** begin WORKING DATA **

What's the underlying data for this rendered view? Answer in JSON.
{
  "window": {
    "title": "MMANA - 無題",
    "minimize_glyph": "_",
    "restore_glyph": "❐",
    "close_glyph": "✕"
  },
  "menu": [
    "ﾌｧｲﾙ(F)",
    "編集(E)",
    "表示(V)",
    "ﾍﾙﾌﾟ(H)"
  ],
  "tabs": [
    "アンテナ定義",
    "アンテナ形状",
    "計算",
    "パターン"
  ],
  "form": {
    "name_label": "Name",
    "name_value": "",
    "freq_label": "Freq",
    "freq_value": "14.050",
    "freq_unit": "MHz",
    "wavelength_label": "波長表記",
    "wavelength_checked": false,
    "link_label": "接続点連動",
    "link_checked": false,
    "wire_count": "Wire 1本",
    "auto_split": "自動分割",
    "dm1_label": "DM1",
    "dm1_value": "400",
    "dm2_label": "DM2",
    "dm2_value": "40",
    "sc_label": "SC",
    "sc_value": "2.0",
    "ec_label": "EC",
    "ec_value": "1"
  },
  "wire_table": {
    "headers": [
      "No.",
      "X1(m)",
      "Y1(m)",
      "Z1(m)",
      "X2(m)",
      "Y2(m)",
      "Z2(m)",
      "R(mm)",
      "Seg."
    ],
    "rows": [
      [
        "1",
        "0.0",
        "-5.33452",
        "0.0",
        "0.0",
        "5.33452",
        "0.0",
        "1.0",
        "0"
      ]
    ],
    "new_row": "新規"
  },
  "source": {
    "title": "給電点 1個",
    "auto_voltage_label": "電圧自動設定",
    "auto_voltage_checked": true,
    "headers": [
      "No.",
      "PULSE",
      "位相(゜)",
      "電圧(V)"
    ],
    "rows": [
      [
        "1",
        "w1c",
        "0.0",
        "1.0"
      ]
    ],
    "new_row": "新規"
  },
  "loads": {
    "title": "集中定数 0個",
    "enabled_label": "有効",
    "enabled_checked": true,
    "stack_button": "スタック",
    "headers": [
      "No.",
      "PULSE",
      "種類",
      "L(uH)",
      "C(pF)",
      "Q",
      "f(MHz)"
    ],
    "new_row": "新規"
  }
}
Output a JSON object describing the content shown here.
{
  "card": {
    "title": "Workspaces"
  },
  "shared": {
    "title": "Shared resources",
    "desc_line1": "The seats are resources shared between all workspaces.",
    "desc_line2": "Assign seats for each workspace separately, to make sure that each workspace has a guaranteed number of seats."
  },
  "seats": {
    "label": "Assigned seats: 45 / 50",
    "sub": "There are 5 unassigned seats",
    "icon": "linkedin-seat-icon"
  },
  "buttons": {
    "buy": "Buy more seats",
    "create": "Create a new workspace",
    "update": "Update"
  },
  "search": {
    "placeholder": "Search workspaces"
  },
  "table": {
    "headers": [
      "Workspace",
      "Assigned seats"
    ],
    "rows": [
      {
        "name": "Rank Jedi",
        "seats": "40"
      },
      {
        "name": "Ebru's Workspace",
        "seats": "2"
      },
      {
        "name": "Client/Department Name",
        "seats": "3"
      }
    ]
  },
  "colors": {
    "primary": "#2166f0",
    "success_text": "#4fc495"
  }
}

** end WORKING DATA **

◆ DO THIS ◆
Look over the records above and copy each line that includes the string "seats".

◆ RESPONSE TO THE TASK ◆
    "desc_line1": "The seats are resources shared between all workspaces.",
    "desc_line2": "Assign seats for each workspace separately, to make sure that each workspace has a guaranteed number of seats."
  "seats": {
    "label": "Assigned seats: 45 / 50",
    "sub": "There are 5 unassigned seats",
    "buy": "Buy more seats",
      "Assigned seats"
        "seats": "40"
        "seats": "2"
        "seats": "3"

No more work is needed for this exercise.